Excerpted passage:
*** Begin section ***


  1. Ms Hines’ claim for compensation was made in quite specific terms. In her claim form, she described her injury as ‘bursitis located in right shoulder causing pain and restriction’. Broadspectrum accepted liability for this claim. As a result, under s 224 of the WIRC Act, Broadspectrum was liable to pay reasonable costs of medical and like services received because of the injury. In order to answer the questions referred to it, the Panel had to understand what ‘the claimed injury’ was. Its reference to the fact that Ms Hines had not made a claim for injury to her cervical spine was relevant for that reason. It was entirely appropriate for the Panel to pay attention to the subject matter of her claim, and to the fact that it was not a claim for injury of her cervical spine.

  1. The Panel noted Ms Hines’ explanation for not having made a claim for a neck injury, without comment.  Had the Panel been concerned with whether her employment was a significant contributing factor to her neck injury, this explanation would have been material.  But it was not concerned with that question, because she had not claimed compensation for a neck injury.  Before me, Broadspectrum acknowledged that the Panel’s opinion did not preclude Ms Hines from making a claim for injury of her cervical spine.

  1. I do not consider that the Panel had regard to an irrelevant consideration.

Adequacy of reasons

  1. Ms Hines’ second ground of review concerned the adequacy of reasons given by the Panel for its opinion.  She submitted that the Panel’s reasons were inadequate, in two ways.

*** End section ***

Problems to solve:
1. In the judgment excerpt, how did Ms Hines describe her injury in her claim form?
2. Set down the part of the judgment excerpt that runs from "1. Ms Hines’ second" down to "in two ways.", copying it exactly.
3. Decide whether each statement agrees with the judgment excerpt, answering yes or no and quoting the words that settle it: (a) Broadspectrum accepted liability for Ms Hines’ claim. (b) The Panel commented on Ms Hines’ explanation for not having claimed for a neck injury. (c) Broadspectrum argued that the Panel’s opinion prevented Ms Hines from claiming for an injury to her cervical spine.

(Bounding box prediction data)

*** Begin section ***

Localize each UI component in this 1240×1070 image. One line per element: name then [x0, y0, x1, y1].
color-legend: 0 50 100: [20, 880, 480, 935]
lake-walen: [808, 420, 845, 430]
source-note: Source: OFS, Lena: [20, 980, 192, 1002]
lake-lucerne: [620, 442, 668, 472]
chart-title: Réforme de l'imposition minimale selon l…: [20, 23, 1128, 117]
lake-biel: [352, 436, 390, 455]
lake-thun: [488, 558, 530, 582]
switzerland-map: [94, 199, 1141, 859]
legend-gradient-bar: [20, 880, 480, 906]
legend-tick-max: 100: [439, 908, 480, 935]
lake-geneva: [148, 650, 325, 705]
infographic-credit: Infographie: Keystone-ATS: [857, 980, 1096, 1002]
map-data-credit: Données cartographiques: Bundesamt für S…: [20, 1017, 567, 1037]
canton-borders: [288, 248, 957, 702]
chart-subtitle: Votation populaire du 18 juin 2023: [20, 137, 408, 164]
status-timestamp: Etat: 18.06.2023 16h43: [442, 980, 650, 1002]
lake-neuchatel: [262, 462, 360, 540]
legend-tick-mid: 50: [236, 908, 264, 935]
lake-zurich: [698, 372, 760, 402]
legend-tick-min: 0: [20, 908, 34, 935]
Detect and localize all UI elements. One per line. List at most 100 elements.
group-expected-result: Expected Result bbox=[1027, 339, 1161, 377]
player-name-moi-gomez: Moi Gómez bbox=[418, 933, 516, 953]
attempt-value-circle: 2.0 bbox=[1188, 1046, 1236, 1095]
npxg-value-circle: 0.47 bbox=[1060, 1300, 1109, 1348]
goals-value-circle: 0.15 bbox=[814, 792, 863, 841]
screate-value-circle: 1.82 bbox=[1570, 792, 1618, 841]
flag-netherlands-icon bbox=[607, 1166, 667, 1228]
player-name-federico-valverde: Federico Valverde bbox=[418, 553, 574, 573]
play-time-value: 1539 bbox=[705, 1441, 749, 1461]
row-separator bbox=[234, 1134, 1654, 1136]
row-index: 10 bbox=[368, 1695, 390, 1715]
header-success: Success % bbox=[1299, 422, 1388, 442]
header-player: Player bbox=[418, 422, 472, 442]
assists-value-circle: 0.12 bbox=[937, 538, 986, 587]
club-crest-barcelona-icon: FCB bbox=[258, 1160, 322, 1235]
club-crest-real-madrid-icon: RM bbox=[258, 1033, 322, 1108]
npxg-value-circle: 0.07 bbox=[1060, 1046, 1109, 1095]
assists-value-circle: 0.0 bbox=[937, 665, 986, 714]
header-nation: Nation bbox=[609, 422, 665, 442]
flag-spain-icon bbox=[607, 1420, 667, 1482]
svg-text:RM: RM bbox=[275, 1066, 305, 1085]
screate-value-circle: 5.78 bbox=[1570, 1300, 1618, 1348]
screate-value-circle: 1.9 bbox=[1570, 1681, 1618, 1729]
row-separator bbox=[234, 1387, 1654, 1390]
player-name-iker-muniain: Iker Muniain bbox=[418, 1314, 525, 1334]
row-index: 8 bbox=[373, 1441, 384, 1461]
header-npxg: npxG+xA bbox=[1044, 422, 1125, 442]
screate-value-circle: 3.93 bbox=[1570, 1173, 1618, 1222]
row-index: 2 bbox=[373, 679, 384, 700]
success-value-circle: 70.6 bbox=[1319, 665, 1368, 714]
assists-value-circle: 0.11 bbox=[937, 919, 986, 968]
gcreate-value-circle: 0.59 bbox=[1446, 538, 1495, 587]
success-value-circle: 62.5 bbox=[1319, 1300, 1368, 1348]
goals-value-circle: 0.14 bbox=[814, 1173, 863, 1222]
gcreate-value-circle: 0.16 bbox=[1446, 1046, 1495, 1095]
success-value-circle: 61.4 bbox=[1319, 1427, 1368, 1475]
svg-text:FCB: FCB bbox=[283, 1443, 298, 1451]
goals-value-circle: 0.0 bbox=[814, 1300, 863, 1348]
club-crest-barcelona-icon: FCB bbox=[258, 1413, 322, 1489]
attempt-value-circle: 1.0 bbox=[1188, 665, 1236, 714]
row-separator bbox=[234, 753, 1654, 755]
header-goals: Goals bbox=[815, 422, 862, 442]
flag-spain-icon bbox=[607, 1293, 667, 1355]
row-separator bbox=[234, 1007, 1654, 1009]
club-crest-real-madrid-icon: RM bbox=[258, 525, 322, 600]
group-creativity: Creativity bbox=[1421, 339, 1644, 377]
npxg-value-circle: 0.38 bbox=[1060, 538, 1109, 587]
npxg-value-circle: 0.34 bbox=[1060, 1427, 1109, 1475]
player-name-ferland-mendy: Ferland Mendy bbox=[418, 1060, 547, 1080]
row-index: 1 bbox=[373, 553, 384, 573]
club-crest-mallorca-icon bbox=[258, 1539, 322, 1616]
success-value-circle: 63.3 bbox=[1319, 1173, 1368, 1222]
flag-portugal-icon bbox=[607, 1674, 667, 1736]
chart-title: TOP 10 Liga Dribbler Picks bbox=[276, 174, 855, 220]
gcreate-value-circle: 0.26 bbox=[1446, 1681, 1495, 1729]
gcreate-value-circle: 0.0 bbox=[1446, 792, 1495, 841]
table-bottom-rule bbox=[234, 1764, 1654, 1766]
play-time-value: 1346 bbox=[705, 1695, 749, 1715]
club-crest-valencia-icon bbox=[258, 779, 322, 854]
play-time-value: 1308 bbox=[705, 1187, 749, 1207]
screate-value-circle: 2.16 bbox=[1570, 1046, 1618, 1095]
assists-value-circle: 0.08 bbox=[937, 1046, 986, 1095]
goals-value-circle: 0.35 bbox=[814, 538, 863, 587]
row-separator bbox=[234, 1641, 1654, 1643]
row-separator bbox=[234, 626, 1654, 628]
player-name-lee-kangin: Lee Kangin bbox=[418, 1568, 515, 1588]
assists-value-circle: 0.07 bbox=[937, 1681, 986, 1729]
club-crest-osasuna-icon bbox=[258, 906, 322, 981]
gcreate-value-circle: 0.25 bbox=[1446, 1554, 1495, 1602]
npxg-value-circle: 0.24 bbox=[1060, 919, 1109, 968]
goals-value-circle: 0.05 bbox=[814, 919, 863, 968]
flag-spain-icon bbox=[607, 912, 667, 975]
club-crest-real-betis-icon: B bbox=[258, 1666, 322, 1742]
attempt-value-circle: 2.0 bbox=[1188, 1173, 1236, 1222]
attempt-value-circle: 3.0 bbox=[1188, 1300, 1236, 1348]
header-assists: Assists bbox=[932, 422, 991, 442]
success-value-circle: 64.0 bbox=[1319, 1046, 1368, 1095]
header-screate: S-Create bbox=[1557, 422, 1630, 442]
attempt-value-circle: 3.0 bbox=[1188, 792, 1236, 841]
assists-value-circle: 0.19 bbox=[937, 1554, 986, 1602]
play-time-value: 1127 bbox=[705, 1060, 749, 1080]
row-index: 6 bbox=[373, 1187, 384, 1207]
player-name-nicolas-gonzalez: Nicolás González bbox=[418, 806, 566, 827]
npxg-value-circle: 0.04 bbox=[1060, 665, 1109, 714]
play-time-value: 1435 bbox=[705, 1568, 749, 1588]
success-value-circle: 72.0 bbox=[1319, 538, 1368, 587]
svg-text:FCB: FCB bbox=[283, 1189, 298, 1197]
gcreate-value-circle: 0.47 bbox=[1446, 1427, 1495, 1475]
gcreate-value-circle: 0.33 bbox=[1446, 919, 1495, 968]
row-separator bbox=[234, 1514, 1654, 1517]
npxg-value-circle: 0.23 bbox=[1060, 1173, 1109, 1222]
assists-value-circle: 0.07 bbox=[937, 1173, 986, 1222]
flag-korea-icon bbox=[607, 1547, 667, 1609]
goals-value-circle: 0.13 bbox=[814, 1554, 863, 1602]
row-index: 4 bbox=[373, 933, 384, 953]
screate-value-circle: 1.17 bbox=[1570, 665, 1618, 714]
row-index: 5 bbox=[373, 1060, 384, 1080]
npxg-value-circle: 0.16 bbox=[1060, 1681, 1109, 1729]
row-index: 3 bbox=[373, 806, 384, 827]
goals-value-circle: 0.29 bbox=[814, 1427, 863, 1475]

*** End section ***

Outputs for the tasks:
1. She described it as ‘bursitis located in right shoulder causing pain and restriction’.

2.
1. Ms Hines’ second ground of review concerned the adequacy of reasons given by the Panel for its opinion.  She submitted that the Panel’s reasons were inadequate, in two ways.

3.
(a) Yes: "Broadspectrum accepted liability for this claim."
(b) No: "The Panel noted Ms Hines’ explanation for not having made a claim for a neck injury, without comment."
(c) No: "Broadspectrum acknowledged that the Panel’s opinion did not preclude Ms Hines from making a claim for injury of her cervical spine."